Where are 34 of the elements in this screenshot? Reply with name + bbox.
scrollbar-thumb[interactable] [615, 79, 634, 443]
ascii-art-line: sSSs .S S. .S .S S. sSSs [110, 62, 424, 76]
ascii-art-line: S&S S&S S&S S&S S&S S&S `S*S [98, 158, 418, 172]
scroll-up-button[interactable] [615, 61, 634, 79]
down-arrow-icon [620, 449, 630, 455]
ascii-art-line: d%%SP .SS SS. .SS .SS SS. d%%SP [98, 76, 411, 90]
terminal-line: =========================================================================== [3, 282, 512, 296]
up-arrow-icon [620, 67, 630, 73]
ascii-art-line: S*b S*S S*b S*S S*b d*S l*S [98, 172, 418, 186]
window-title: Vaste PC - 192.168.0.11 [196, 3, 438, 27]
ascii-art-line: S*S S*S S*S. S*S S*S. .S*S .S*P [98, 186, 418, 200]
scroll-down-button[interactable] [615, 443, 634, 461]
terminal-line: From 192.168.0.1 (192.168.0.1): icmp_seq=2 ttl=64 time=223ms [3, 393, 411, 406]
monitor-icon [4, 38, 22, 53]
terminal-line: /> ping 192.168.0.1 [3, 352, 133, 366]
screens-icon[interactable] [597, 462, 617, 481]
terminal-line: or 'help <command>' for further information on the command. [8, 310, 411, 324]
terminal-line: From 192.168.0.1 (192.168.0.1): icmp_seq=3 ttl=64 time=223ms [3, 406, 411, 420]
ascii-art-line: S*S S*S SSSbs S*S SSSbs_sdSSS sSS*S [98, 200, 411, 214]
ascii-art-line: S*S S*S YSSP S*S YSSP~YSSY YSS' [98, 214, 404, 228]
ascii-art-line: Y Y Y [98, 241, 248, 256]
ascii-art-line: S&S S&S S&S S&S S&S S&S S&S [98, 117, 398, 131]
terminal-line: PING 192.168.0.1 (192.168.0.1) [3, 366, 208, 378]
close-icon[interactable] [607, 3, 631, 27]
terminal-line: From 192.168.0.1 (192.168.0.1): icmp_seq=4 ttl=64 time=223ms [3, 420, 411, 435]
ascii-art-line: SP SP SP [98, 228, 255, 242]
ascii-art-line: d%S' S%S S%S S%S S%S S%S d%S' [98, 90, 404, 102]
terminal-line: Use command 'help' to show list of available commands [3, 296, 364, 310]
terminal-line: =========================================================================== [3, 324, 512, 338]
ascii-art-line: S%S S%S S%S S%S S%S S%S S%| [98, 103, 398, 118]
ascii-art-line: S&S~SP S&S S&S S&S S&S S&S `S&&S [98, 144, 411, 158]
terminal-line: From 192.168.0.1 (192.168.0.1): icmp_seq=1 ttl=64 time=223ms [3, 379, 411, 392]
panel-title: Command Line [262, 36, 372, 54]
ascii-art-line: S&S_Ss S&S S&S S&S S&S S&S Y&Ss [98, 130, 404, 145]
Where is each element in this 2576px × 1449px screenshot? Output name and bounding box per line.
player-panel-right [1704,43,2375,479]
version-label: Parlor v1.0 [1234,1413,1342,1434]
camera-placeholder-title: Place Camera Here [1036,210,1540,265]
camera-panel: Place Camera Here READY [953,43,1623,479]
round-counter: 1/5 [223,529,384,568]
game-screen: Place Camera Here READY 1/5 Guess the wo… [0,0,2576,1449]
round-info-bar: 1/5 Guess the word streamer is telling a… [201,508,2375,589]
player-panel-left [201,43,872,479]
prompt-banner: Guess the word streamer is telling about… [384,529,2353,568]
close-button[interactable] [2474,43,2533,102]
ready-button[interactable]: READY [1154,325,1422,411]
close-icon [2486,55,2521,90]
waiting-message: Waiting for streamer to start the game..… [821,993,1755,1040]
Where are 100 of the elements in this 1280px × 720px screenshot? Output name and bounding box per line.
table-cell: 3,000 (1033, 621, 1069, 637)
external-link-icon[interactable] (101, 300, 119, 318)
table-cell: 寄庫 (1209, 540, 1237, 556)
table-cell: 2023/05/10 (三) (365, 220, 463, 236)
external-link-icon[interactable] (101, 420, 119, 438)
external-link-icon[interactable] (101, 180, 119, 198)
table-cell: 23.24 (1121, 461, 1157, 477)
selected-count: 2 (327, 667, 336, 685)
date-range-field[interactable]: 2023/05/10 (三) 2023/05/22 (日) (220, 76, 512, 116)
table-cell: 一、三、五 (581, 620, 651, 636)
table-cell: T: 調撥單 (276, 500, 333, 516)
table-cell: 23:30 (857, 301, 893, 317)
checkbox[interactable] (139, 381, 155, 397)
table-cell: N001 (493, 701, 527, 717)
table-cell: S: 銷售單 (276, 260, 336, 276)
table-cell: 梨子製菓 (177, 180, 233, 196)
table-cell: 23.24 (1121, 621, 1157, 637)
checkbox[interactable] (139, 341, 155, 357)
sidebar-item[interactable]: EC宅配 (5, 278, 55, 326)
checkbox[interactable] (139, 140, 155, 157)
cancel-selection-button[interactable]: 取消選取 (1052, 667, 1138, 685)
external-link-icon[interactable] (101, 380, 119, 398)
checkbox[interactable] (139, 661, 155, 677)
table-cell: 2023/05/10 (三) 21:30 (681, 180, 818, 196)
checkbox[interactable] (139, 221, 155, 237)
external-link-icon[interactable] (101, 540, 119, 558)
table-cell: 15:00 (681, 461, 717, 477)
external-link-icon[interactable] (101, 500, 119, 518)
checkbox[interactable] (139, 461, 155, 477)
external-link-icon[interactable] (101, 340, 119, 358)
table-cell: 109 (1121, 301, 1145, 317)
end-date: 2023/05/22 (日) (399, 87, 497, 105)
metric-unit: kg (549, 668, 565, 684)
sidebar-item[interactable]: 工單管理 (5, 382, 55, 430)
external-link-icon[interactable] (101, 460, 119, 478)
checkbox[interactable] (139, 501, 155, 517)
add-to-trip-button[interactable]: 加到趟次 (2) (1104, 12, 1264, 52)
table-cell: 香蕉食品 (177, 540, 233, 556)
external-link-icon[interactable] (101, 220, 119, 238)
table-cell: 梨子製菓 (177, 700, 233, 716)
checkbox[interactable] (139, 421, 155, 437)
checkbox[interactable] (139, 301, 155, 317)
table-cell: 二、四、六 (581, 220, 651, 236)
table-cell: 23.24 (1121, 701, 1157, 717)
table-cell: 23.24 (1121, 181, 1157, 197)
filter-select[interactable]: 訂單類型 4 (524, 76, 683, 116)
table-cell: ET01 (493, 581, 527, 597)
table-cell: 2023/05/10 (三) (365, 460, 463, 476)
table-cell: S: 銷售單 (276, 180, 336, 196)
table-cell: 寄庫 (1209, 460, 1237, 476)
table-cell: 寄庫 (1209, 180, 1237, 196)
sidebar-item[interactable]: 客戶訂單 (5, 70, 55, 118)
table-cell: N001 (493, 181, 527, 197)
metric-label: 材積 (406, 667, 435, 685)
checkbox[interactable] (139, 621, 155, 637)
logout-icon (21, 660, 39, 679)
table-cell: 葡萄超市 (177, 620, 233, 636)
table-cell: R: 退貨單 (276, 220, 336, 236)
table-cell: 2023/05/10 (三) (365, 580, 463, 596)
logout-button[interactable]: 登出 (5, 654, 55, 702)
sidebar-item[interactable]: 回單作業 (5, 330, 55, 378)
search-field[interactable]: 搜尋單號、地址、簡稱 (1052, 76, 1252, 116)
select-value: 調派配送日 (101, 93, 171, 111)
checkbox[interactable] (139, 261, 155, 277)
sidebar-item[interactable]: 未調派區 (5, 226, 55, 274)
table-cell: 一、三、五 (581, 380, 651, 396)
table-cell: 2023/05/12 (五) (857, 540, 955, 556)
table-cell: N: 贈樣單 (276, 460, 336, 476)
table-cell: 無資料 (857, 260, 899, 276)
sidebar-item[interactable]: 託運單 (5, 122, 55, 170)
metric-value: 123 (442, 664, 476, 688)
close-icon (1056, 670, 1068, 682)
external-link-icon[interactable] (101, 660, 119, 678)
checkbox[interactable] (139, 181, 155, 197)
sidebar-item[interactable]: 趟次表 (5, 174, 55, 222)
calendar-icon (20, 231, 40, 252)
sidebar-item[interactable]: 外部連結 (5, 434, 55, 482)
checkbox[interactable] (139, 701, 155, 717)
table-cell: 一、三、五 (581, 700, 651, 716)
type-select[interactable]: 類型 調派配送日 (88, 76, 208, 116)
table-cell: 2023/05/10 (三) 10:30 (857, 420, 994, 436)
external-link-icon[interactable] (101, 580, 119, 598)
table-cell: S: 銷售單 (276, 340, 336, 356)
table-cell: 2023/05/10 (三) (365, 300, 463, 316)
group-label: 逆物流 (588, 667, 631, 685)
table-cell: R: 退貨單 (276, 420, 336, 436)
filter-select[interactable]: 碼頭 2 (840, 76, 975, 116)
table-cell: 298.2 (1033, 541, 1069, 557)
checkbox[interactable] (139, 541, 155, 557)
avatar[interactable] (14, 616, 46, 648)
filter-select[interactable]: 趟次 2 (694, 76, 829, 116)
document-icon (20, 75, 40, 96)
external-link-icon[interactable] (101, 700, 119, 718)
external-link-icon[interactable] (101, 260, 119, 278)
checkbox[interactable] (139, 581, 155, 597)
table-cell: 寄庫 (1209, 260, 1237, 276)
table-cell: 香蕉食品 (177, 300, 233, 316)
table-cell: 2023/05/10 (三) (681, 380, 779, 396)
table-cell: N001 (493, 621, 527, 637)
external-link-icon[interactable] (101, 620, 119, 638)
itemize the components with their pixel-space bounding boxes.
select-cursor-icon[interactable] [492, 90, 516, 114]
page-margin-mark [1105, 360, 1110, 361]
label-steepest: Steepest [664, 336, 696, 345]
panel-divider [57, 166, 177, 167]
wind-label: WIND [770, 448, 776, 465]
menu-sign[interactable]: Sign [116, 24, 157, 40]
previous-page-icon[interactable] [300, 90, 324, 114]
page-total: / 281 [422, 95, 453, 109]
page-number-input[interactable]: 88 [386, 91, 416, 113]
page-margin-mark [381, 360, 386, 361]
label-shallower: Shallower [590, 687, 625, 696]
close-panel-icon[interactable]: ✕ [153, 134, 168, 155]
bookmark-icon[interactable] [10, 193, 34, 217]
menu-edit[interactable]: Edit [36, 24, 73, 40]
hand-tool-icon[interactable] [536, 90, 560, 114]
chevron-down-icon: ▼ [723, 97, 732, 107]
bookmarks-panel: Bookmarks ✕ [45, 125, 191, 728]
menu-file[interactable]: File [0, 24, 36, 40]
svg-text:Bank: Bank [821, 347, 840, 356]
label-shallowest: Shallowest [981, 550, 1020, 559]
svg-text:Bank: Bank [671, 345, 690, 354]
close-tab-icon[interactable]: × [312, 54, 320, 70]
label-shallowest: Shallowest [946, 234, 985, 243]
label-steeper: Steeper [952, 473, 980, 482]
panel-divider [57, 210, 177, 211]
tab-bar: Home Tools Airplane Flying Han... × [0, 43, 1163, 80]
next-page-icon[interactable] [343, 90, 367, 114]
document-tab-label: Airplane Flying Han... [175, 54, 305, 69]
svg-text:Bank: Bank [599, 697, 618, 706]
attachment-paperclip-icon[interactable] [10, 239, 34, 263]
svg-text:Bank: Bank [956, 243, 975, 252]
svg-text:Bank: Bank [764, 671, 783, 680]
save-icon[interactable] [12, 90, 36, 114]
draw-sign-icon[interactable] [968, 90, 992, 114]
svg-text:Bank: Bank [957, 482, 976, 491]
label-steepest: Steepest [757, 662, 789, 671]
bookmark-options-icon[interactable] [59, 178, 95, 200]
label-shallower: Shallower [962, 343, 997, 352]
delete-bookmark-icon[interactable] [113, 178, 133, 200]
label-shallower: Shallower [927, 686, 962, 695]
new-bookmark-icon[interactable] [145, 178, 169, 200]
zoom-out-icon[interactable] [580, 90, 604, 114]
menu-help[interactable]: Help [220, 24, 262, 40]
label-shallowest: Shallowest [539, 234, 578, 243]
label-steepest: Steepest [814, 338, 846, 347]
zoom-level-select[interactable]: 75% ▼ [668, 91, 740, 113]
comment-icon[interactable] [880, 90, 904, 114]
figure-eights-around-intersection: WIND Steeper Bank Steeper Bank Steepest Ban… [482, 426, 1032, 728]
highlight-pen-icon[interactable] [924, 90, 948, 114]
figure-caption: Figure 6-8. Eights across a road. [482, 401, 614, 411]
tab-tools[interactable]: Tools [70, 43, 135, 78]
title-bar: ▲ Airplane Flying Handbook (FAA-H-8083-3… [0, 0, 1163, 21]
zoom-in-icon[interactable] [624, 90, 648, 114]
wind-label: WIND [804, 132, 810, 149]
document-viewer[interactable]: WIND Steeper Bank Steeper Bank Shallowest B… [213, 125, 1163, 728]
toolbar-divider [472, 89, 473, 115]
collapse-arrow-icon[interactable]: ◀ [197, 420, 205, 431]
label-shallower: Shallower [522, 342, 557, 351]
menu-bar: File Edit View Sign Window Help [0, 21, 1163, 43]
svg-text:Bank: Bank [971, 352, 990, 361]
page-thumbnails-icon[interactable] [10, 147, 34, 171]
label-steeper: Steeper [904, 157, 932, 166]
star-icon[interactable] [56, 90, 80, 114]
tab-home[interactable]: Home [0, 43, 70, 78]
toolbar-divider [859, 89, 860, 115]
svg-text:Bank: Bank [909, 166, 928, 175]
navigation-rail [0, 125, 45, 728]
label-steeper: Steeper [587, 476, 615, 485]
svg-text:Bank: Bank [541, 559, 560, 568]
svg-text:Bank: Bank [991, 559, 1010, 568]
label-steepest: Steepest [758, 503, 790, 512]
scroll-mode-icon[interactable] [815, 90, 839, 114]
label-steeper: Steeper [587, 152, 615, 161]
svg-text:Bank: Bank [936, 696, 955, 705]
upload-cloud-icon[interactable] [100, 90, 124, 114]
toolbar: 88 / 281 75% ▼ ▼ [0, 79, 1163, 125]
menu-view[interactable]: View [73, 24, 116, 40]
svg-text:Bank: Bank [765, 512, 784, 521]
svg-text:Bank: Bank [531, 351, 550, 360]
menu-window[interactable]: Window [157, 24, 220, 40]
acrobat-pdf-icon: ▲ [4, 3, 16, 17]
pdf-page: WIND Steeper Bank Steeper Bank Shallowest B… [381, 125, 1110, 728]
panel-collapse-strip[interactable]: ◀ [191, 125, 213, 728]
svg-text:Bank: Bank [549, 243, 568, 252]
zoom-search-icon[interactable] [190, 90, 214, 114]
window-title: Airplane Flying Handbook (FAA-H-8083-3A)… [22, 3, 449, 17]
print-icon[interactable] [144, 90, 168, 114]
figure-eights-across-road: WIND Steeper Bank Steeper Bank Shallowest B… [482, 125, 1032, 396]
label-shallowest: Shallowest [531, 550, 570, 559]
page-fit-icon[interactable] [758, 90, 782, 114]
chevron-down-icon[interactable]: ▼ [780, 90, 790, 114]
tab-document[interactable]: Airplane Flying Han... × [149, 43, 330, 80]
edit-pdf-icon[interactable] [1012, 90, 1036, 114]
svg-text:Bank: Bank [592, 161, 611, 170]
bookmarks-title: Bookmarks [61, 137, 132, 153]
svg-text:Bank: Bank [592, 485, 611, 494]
- - - - -
Work to do
Extract every line from the items above that contains the string "Home".

The solution
tab-bar: Home Tools Airplane Flying Han... × [0, 43, 1163, 80]
tab-home[interactable]: Home [0, 43, 70, 78]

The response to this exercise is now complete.